Supplied information -
[start]
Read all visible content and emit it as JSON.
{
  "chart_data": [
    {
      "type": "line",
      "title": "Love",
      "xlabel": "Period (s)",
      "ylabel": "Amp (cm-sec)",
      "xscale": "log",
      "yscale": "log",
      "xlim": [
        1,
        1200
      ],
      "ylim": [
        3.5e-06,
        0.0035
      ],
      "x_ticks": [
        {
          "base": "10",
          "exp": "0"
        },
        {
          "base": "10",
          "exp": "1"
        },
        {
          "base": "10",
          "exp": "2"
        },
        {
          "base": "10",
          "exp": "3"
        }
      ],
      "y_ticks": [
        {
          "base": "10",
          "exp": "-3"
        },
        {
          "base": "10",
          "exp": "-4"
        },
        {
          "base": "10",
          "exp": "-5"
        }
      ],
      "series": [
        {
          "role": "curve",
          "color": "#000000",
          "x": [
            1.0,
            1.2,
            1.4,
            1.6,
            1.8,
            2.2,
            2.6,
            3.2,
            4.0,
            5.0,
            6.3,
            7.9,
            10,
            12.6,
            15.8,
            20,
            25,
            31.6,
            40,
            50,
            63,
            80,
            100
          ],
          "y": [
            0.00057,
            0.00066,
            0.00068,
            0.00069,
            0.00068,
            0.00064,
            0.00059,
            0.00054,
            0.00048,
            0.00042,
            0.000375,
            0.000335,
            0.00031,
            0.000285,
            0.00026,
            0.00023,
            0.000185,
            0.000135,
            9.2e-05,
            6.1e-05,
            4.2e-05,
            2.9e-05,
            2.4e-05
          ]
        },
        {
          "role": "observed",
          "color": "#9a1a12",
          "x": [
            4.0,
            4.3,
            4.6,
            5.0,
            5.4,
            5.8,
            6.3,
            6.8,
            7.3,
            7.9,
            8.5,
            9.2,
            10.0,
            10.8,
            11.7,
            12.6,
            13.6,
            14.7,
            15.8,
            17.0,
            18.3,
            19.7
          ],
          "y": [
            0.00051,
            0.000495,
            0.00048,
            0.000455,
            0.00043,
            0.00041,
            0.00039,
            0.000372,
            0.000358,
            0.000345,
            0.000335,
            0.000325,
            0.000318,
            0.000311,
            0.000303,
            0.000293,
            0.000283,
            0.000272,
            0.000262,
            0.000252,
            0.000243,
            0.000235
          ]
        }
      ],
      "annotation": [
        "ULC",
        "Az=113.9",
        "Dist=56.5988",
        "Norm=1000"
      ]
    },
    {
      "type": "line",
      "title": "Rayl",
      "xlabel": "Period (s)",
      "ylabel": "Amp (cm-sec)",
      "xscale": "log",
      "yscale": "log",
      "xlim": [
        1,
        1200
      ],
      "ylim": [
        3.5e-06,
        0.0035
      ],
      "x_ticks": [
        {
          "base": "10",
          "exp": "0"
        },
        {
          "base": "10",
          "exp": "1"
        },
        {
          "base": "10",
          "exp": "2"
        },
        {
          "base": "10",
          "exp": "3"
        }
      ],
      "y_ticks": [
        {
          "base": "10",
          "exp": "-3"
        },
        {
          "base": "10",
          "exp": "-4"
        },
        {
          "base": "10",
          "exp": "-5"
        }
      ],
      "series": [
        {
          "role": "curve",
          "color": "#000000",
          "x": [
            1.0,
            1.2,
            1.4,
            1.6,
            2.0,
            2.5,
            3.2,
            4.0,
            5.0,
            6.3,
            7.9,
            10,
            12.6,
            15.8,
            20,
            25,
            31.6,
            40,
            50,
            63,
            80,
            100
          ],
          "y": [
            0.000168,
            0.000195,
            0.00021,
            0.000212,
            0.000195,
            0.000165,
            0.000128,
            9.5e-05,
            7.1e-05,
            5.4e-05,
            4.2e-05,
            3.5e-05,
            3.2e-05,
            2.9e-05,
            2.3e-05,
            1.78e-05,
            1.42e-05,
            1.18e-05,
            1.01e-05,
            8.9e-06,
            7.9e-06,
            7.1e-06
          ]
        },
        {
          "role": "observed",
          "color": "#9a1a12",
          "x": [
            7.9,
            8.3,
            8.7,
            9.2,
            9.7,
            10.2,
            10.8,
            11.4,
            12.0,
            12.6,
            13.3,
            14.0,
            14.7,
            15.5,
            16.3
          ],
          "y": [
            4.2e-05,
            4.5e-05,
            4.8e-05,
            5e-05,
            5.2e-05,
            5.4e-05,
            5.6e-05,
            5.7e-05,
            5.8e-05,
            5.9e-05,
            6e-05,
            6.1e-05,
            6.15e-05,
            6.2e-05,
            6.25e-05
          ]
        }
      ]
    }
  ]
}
[end]
What you have to do -
Word for word, write out the data.

Answer to the task -
Read all visible content and emit it as JSON.
{
  "chart_data": [
    {
      "type": "line",
      "title": "Love",
      "xlabel": "Period (s)",
      "ylabel": "Amp (cm-sec)",
      "xscale": "log",
      "yscale": "log",
      "xlim": [
        1,
        1200
      ],
      "ylim": [
        3.5e-06,
        0.0035
      ],
      "x_ticks": [
        {
          "base": "10",
          "exp": "0"
        },
        {
          "base": "10",
          "exp": "1"
        },
        {
          "base": "10",
          "exp": "2"
        },
        {
          "base": "10",
          "exp": "3"
        }
      ],
      "y_ticks": [
        {
          "base": "10",
          "exp": "-3"
        },
        {
          "base": "10",
          "exp": "-4"
        },
        {
          "base": "10",
          "exp": "-5"
        }
      ],
      "series": [
        {
          "role": "curve",
          "color": "#000000",
          "x": [
            1.0,
            1.2,
            1.4,
            1.6,
            1.8,
            2.2,
            2.6,
            3.2,
            4.0,
            5.0,
            6.3,
            7.9,
            10,
            12.6,
            15.8,
            20,
            25,
            31.6,
            40,
            50,
            63,
            80,
            100
          ],
          "y": [
            0.00057,
            0.00066,
            0.00068,
            0.00069,
            0.00068,
            0.00064,
            0.00059,
            0.00054,
            0.00048,
            0.00042,
            0.000375,
            0.000335,
            0.00031,
            0.000285,
            0.00026,
            0.00023,
            0.000185,
            0.000135,
            9.2e-05,
            6.1e-05,
            4.2e-05,
            2.9e-05,
            2.4e-05
          ]
        },
        {
          "role": "observed",
          "color": "#9a1a12",
          "x": [
            4.0,
            4.3,
            4.6,
            5.0,
            5.4,
            5.8,
            6.3,
            6.8,
            7.3,
            7.9,
            8.5,
            9.2,
            10.0,
            10.8,
            11.7,
            12.6,
            13.6,
            14.7,
            15.8,
            17.0,
            18.3,
            19.7
          ],
          "y": [
            0.00051,
            0.000495,
            0.00048,
            0.000455,
            0.00043,
            0.00041,
            0.00039,
            0.000372,
            0.000358,
            0.000345,
            0.000335,
            0.000325,
            0.000318,
            0.000311,
            0.000303,
            0.000293,
            0.000283,
            0.000272,
            0.000262,
            0.000252,
            0.000243,
            0.000235
          ]
        }
      ],
      "annotation": [
        "ULC",
        "Az=113.9",
        "Dist=56.5988",
        "Norm=1000"
      ]
    },
    {
      "type": "line",
      "title": "Rayl",
      "xlabel": "Period (s)",
      "ylabel": "Amp (cm-sec)",
      "xscale": "log",
      "yscale": "log",
      "xlim": [
        1,
        1200
      ],
      "ylim": [
        3.5e-06,
        0.0035
      ],
      "x_ticks": [
        {
          "base": "10",
          "exp": "0"
        },
        {
          "base": "10",
          "exp": "1"
        },
        {
          "base": "10",
          "exp": "2"
        },
        {
          "base": "10",
          "exp": "3"
        }
      ],
      "y_ticks": [
        {
          "base": "10",
          "exp": "-3"
        },
        {
          "base": "10",
          "exp": "-4"
        },
        {
          "base": "10",
          "exp": "-5"
        }
      ],
      "series": [
        {
          "role": "curve",
          "color": "#000000",
          "x": [
            1.0,
            1.2,
            1.4,
            1.6,
            2.0,
            2.5,
            3.2,
            4.0,
            5.0,
            6.3,
            7.9,
            10,
            12.6,
            15.8,
            20,
            25,
            31.6,
            40,
            50,
            63,
            80,
            100
          ],
          "y": [
            0.000168,
            0.000195,
            0.00021,
            0.000212,
            0.000195,
            0.000165,
            0.000128,
            9.5e-05,
            7.1e-05,
            5.4e-05,
            4.2e-05,
            3.5e-05,
            3.2e-05,
            2.9e-05,
            2.3e-05,
            1.78e-05,
            1.42e-05,
            1.18e-05,
            1.01e-05,
            8.9e-06,
            7.9e-06,
            7.1e-06
          ]
        },
        {
          "role": "observed",
          "color": "#9a1a12",
          "x": [
            7.9,
            8.3,
            8.7,
            9.2,
            9.7,
            10.2,
            10.8,
            11.4,
            12.0,
            12.6,
            13.3,
            14.0,
            14.7,
            15.5,
            16.3
          ],
          "y": [
            4.2e-05,
            4.5e-05,
            4.8e-05,
            5e-05,
            5.2e-05,
            5.4e-05,
            5.6e-05,
            5.7e-05,
            5.8e-05,
            5.9e-05,
            6e-05,
            6.1e-05,
            6.15e-05,
            6.2e-05,
            6.25e-05
          ]
        }
      ]
    }
  ]
}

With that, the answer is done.